======== MATERIAL PROVIDED ========

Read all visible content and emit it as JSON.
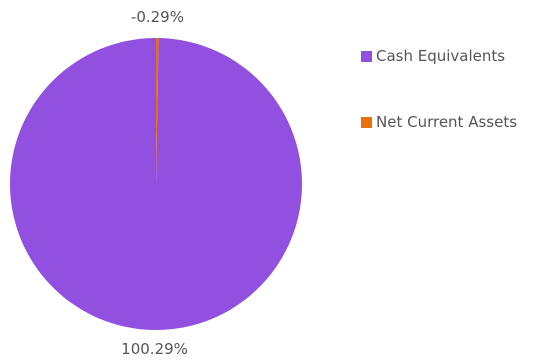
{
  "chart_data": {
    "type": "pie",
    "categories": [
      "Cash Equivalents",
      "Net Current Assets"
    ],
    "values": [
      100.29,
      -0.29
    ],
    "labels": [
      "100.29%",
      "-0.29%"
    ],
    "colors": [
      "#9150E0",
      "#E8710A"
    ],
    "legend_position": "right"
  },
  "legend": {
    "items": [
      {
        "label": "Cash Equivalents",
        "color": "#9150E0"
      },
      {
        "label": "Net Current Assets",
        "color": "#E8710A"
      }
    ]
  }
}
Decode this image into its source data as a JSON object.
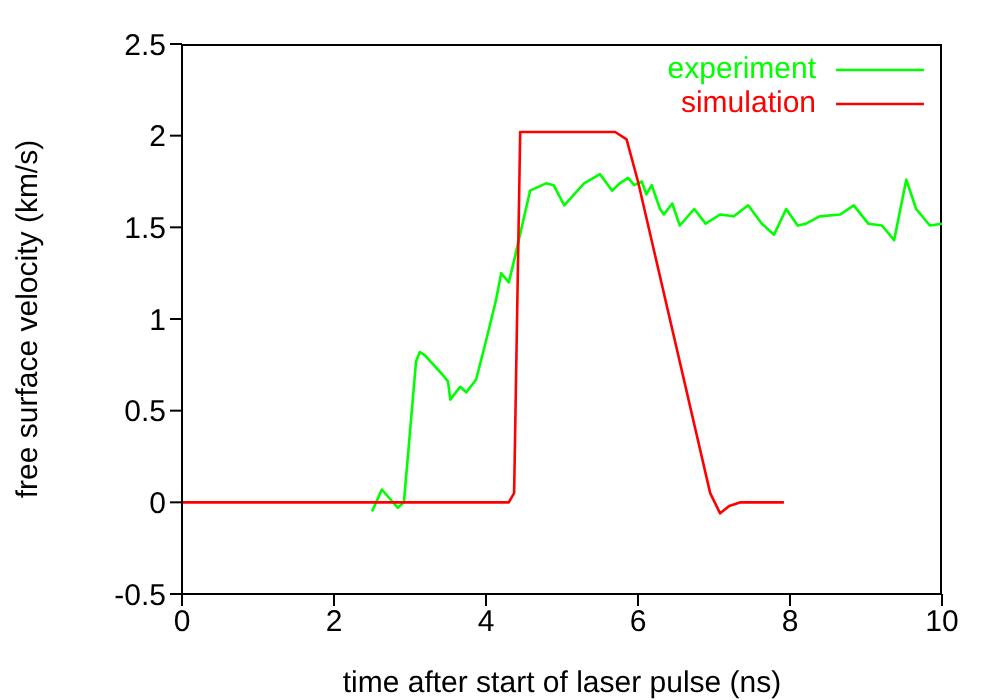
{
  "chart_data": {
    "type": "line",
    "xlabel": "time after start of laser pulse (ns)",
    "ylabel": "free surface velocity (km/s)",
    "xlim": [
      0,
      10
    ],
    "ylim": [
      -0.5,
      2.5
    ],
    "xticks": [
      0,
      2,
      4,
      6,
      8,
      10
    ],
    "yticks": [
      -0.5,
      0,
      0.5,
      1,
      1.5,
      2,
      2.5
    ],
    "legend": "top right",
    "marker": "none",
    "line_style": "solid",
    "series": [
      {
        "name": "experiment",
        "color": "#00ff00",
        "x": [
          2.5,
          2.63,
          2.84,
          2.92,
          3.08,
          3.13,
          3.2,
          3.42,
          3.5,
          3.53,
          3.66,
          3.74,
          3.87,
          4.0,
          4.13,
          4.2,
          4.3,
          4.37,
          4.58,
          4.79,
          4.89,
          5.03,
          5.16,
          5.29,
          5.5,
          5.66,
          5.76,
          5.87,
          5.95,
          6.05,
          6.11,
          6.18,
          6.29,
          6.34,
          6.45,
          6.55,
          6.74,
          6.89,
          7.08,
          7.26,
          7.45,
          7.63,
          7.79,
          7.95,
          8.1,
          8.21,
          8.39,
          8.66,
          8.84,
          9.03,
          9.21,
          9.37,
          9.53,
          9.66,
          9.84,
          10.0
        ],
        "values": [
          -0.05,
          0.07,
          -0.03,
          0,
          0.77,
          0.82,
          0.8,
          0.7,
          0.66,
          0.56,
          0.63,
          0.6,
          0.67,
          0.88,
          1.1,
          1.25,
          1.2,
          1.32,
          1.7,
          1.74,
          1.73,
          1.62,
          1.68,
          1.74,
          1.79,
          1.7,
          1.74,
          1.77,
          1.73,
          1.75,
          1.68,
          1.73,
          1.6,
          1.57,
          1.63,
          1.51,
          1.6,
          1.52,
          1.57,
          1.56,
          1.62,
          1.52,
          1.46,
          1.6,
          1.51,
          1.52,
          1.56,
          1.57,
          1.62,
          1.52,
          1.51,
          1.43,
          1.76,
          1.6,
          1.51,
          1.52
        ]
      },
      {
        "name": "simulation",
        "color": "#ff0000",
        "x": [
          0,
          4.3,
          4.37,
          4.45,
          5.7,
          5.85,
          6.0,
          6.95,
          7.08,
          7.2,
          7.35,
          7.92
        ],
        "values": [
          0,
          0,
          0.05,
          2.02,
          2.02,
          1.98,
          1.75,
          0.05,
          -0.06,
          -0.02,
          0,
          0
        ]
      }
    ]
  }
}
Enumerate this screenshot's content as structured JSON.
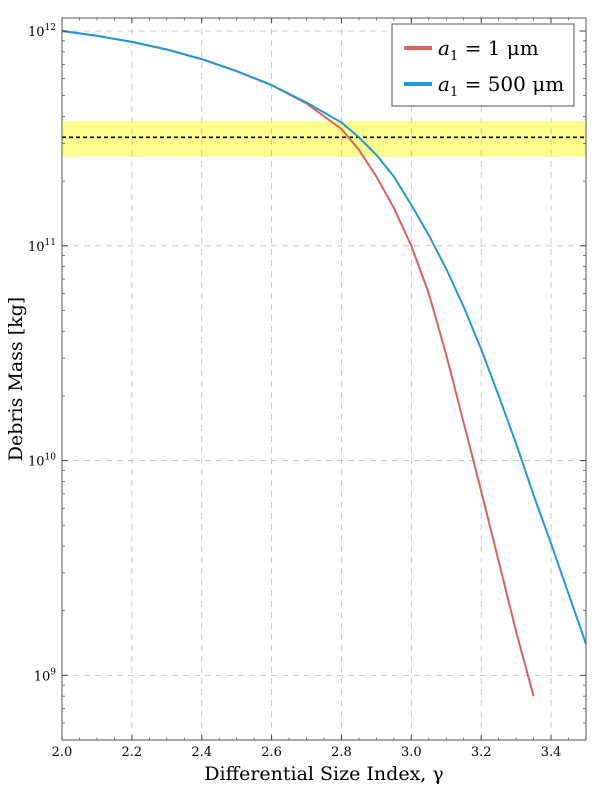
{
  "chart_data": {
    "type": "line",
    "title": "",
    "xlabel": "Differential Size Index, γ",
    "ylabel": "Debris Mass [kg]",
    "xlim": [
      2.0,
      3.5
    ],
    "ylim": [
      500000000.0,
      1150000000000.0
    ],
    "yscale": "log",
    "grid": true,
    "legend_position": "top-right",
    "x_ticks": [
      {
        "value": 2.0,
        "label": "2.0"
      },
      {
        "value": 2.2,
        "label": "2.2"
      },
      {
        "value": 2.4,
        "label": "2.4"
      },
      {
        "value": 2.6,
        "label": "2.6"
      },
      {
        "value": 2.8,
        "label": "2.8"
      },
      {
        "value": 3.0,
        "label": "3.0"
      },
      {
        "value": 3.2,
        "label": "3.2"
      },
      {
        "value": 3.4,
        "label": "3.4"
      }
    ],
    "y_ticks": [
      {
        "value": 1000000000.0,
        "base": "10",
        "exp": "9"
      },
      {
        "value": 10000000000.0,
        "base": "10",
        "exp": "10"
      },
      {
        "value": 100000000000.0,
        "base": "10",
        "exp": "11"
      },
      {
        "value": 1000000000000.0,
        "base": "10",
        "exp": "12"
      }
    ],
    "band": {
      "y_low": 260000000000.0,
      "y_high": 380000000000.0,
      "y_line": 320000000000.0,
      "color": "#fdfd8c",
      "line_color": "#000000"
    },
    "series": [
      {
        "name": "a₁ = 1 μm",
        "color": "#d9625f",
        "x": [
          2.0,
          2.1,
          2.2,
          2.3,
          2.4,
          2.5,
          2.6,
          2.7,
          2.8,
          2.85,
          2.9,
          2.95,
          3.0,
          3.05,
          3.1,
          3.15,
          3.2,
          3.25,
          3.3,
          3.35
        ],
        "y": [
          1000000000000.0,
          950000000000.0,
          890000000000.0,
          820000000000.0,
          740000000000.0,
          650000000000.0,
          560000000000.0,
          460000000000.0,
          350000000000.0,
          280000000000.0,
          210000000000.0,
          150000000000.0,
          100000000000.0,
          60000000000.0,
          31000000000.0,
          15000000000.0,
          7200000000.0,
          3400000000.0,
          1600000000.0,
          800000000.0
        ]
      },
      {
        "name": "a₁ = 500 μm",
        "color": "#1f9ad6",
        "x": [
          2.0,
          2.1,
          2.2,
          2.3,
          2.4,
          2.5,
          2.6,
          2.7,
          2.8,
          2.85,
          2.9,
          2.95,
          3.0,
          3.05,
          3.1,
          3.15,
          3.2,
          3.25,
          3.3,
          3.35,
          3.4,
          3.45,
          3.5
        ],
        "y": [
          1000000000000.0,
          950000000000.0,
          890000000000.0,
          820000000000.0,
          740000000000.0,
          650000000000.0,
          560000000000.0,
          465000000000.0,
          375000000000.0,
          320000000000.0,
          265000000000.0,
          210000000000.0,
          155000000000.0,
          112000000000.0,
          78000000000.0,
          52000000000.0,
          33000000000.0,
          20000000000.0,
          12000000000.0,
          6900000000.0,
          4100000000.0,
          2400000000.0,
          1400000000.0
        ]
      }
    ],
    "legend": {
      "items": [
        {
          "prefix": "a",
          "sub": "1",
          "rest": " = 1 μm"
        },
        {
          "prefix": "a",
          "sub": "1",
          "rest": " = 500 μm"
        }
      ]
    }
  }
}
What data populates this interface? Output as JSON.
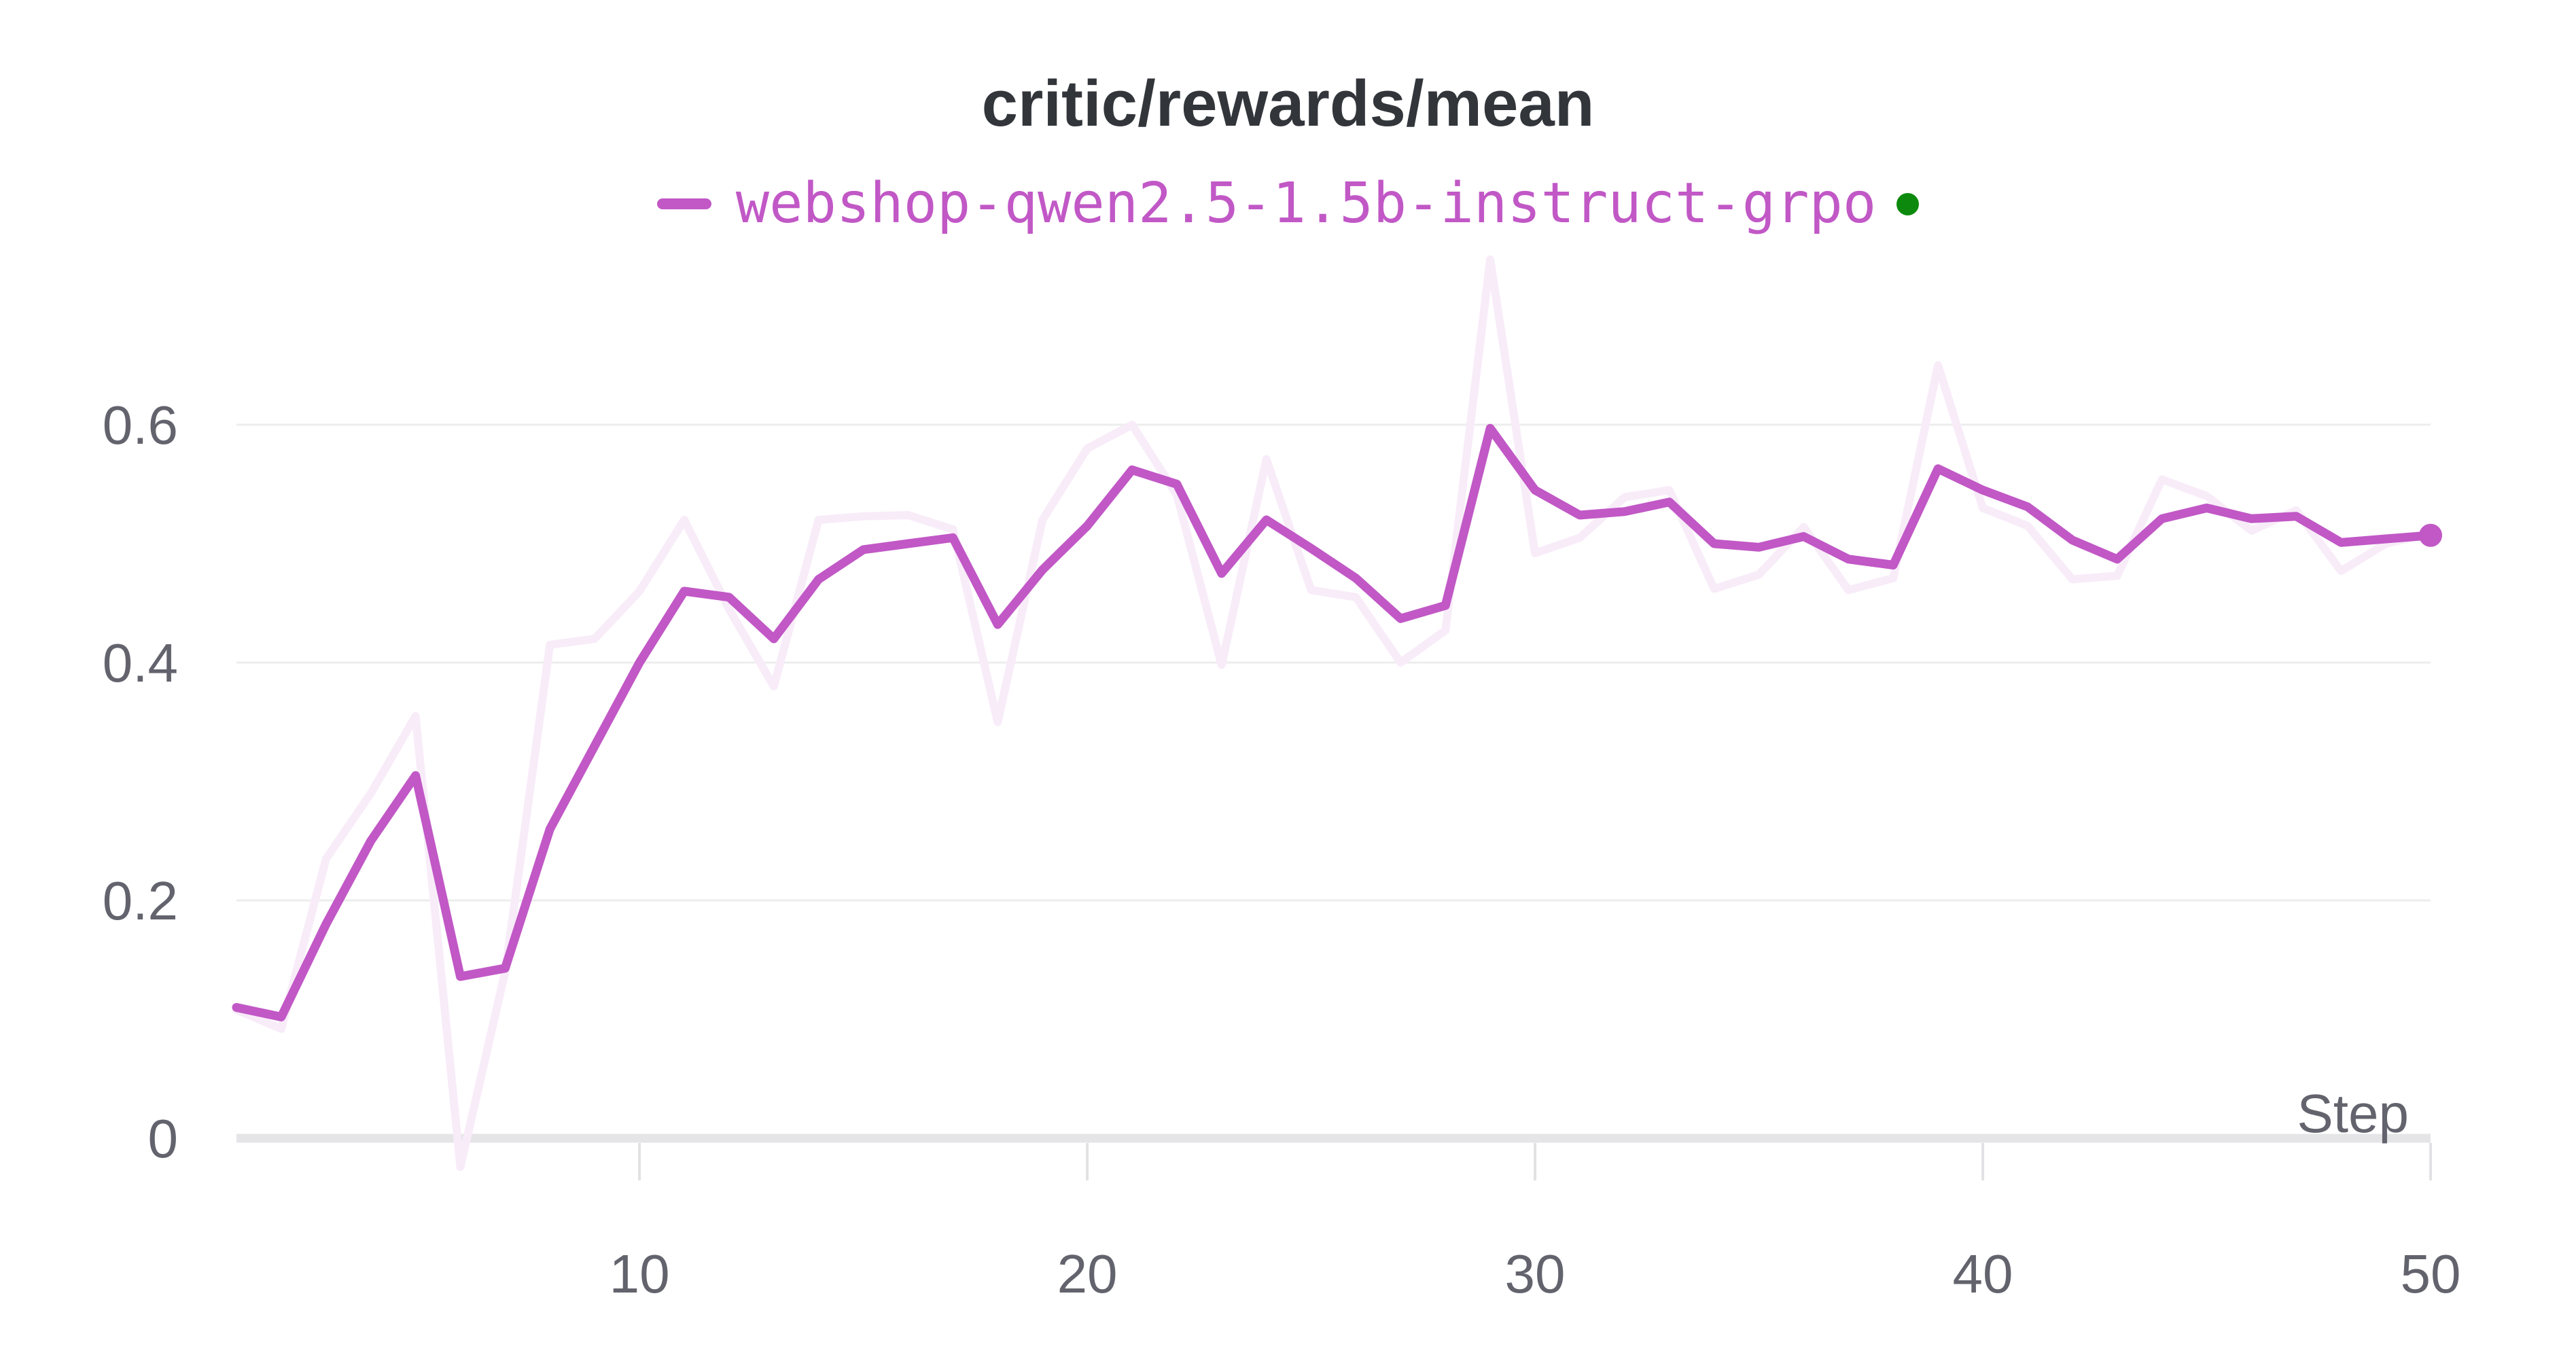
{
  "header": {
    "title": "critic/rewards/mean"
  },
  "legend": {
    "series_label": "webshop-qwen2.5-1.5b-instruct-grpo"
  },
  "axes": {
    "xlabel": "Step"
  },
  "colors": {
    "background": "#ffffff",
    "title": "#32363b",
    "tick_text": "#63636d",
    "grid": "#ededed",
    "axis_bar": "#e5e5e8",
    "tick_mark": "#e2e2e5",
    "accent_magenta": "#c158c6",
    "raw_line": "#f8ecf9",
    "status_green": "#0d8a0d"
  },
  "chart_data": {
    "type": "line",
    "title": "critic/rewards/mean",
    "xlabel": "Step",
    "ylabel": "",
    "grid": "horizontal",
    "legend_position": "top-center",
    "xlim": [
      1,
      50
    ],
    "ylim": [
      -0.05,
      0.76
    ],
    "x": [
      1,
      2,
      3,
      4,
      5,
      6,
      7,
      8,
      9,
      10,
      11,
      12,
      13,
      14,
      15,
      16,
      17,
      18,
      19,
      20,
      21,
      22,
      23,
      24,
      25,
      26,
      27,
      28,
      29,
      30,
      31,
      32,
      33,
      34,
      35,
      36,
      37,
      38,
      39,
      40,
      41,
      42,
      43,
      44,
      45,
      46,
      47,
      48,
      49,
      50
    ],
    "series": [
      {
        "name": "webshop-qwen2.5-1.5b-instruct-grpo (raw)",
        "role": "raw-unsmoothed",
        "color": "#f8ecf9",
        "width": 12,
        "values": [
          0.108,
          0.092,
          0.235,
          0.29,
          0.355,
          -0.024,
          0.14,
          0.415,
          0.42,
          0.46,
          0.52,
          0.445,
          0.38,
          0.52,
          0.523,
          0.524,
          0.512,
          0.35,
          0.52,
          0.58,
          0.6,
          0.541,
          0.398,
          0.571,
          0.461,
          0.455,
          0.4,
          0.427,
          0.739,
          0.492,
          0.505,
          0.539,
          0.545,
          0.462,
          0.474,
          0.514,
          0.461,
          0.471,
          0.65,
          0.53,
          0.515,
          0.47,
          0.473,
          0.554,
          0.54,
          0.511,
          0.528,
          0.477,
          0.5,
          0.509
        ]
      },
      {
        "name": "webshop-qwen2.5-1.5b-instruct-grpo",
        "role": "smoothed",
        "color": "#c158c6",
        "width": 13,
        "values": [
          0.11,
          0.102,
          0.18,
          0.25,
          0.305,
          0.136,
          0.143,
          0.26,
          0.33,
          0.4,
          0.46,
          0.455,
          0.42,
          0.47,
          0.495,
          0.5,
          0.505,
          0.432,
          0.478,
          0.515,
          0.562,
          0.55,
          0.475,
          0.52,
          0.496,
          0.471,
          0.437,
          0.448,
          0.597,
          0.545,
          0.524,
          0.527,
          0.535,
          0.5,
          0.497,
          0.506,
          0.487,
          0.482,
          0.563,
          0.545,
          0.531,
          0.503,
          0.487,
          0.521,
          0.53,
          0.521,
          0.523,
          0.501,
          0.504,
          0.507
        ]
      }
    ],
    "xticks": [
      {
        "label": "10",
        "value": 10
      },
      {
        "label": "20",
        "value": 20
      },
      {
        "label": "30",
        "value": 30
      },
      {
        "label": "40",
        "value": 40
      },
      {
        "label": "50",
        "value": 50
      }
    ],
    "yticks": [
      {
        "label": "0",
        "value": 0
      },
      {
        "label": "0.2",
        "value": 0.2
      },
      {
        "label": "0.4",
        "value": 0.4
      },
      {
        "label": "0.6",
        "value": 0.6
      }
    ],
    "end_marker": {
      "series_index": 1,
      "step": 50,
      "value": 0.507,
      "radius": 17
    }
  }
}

========

#### [YOUR GOAL]
Give the number of lines above that hold the word "right", and nothing more.

#### [RESPONSE FOR THIS EXERCISE]
3